**Problem:**
Write the material out again, line by line, exactly as it is.

— START OF The records —

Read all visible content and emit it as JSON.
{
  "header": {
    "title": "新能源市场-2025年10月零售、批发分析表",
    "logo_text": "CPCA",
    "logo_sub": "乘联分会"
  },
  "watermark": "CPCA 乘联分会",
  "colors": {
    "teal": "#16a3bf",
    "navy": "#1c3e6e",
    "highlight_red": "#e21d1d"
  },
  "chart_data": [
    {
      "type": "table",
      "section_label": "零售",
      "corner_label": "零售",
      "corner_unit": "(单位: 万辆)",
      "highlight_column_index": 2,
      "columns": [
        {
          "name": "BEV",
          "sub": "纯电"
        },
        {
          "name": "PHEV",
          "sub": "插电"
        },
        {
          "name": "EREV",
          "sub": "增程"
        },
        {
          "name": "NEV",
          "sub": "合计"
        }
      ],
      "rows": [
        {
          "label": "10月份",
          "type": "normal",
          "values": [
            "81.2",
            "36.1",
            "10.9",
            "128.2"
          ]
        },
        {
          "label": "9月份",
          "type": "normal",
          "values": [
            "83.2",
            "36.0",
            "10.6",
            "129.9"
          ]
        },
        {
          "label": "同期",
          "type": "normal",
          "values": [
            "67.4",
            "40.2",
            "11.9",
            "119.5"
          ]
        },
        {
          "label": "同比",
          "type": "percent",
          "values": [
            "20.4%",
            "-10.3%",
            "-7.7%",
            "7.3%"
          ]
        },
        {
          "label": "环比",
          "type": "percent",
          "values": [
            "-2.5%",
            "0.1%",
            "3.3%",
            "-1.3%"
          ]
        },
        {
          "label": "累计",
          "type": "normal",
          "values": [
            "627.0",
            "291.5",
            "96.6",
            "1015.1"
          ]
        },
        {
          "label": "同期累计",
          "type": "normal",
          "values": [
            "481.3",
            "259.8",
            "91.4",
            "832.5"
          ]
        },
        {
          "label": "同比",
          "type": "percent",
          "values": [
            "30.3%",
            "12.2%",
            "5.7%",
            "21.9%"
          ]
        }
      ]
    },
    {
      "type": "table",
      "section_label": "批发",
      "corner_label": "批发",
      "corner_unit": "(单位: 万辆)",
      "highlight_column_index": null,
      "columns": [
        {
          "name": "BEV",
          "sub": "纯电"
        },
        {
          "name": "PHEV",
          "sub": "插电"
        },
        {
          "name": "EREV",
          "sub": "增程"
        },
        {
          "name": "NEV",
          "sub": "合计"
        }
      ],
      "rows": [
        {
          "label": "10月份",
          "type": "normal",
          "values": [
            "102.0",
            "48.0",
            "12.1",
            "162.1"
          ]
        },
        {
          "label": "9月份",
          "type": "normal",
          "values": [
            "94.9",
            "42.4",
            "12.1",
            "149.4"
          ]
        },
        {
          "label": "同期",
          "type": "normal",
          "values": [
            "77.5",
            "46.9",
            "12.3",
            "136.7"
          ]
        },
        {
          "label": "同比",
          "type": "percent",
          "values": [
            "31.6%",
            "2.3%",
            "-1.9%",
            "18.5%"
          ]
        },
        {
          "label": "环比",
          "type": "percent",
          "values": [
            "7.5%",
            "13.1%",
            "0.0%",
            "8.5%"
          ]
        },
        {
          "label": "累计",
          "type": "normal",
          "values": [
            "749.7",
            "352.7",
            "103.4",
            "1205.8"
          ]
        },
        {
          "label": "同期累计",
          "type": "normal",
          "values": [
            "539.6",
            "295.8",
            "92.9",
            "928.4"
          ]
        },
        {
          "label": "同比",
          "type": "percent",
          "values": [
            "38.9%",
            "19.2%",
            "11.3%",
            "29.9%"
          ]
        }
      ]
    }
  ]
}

— END OF The records —

**Result:**
Read all visible content and emit it as JSON.
{
  "header": {
    "title": "新能源市场-2025年10月零售、批发分析表",
    "logo_text": "CPCA",
    "logo_sub": "乘联分会"
  },
  "watermark": "CPCA 乘联分会",
  "colors": {
    "teal": "#16a3bf",
    "navy": "#1c3e6e",
    "highlight_red": "#e21d1d"
  },
  "chart_data": [
    {
      "type": "table",
      "section_label": "零售",
      "corner_label": "零售",
      "corner_unit": "(单位: 万辆)",
      "highlight_column_index": 2,
      "columns": [
        {
          "name": "BEV",
          "sub": "纯电"
        },
        {
          "name": "PHEV",
          "sub": "插电"
        },
        {
          "name": "EREV",
          "sub": "增程"
        },
        {
          "name": "NEV",
          "sub": "合计"
        }
      ],
      "rows": [
        {
          "label": "10月份",
          "type": "normal",
          "values": [
            "81.2",
            "36.1",
            "10.9",
            "128.2"
          ]
        },
        {
          "label": "9月份",
          "type": "normal",
          "values": [
            "83.2",
            "36.0",
            "10.6",
            "129.9"
          ]
        },
        {
          "label": "同期",
          "type": "normal",
          "values": [
            "67.4",
            "40.2",
            "11.9",
            "119.5"
          ]
        },
        {
          "label": "同比",
          "type": "percent",
          "values": [
            "20.4%",
            "-10.3%",
            "-7.7%",
            "7.3%"
          ]
        },
        {
          "label": "环比",
          "type": "percent",
          "values": [
            "-2.5%",
            "0.1%",
            "3.3%",
            "-1.3%"
          ]
        },
        {
          "label": "累计",
          "type": "normal",
          "values": [
            "627.0",
            "291.5",
            "96.6",
            "1015.1"
          ]
        },
        {
          "label": "同期累计",
          "type": "normal",
          "values": [
            "481.3",
            "259.8",
            "91.4",
            "832.5"
          ]
        },
        {
          "label": "同比",
          "type": "percent",
          "values": [
            "30.3%",
            "12.2%",
            "5.7%",
            "21.9%"
          ]
        }
      ]
    },
    {
      "type": "table",
      "section_label": "批发",
      "corner_label": "批发",
      "corner_unit": "(单位: 万辆)",
      "highlight_column_index": null,
      "columns": [
        {
          "name": "BEV",
          "sub": "纯电"
        },
        {
          "name": "PHEV",
          "sub": "插电"
        },
        {
          "name": "EREV",
          "sub": "增程"
        },
        {
          "name": "NEV",
          "sub": "合计"
        }
      ],
      "rows": [
        {
          "label": "10月份",
          "type": "normal",
          "values": [
            "102.0",
            "48.0",
            "12.1",
            "162.1"
          ]
        },
        {
          "label": "9月份",
          "type": "normal",
          "values": [
            "94.9",
            "42.4",
            "12.1",
            "149.4"
          ]
        },
        {
          "label": "同期",
          "type": "normal",
          "values": [
            "77.5",
            "46.9",
            "12.3",
            "136.7"
          ]
        },
        {
          "label": "同比",
          "type": "percent",
          "values": [
            "31.6%",
            "2.3%",
            "-1.9%",
            "18.5%"
          ]
        },
        {
          "label": "环比",
          "type": "percent",
          "values": [
            "7.5%",
            "13.1%",
            "0.0%",
            "8.5%"
          ]
        },
        {
          "label": "累计",
          "type": "normal",
          "values": [
            "749.7",
            "352.7",
            "103.4",
            "1205.8"
          ]
        },
        {
          "label": "同期累计",
          "type": "normal",
          "values": [
            "539.6",
            "295.8",
            "92.9",
            "928.4"
          ]
        },
        {
          "label": "同比",
          "type": "percent",
          "values": [
            "38.9%",
            "19.2%",
            "11.3%",
            "29.9%"
          ]
        }
      ]
    }
  ]
}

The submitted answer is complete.